> [Aim of the exercise]: Transcribe every line of the records verbatim.

═════ Raw records

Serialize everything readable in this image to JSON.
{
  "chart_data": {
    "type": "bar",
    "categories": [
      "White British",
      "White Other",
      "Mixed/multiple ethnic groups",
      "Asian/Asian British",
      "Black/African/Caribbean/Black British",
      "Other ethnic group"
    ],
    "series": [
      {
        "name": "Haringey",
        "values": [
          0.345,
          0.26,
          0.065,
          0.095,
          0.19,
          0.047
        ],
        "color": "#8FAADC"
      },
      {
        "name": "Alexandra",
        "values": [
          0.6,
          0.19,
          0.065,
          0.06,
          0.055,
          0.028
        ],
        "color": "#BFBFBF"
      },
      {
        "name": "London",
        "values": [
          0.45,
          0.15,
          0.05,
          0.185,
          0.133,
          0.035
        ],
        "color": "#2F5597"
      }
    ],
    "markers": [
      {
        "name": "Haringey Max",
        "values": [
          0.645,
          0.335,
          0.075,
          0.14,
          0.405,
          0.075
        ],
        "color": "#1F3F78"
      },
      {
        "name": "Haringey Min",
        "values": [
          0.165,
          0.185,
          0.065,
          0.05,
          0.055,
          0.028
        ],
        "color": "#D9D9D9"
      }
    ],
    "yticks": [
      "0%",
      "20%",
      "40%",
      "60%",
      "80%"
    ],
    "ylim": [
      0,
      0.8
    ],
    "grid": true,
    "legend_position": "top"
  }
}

══════════

> [Solution below]:
Serialize everything readable in this image to JSON.
{
  "chart_data": {
    "type": "bar",
    "categories": [
      "White British",
      "White Other",
      "Mixed/multiple ethnic groups",
      "Asian/Asian British",
      "Black/African/Caribbean/Black British",
      "Other ethnic group"
    ],
    "series": [
      {
        "name": "Haringey",
        "values": [
          0.345,
          0.26,
          0.065,
          0.095,
          0.19,
          0.047
        ],
        "color": "#8FAADC"
      },
      {
        "name": "Alexandra",
        "values": [
          0.6,
          0.19,
          0.065,
          0.06,
          0.055,
          0.028
        ],
        "color": "#BFBFBF"
      },
      {
        "name": "London",
        "values": [
          0.45,
          0.15,
          0.05,
          0.185,
          0.133,
          0.035
        ],
        "color": "#2F5597"
      }
    ],
    "markers": [
      {
        "name": "Haringey Max",
        "values": [
          0.645,
          0.335,
          0.075,
          0.14,
          0.405,
          0.075
        ],
        "color": "#1F3F78"
      },
      {
        "name": "Haringey Min",
        "values": [
          0.165,
          0.185,
          0.065,
          0.05,
          0.055,
          0.028
        ],
        "color": "#D9D9D9"
      }
    ],
    "yticks": [
      "0%",
      "20%",
      "40%",
      "60%",
      "80%"
    ],
    "ylim": [
      0,
      0.8
    ],
    "grid": true,
    "legend_position": "top"
  }
}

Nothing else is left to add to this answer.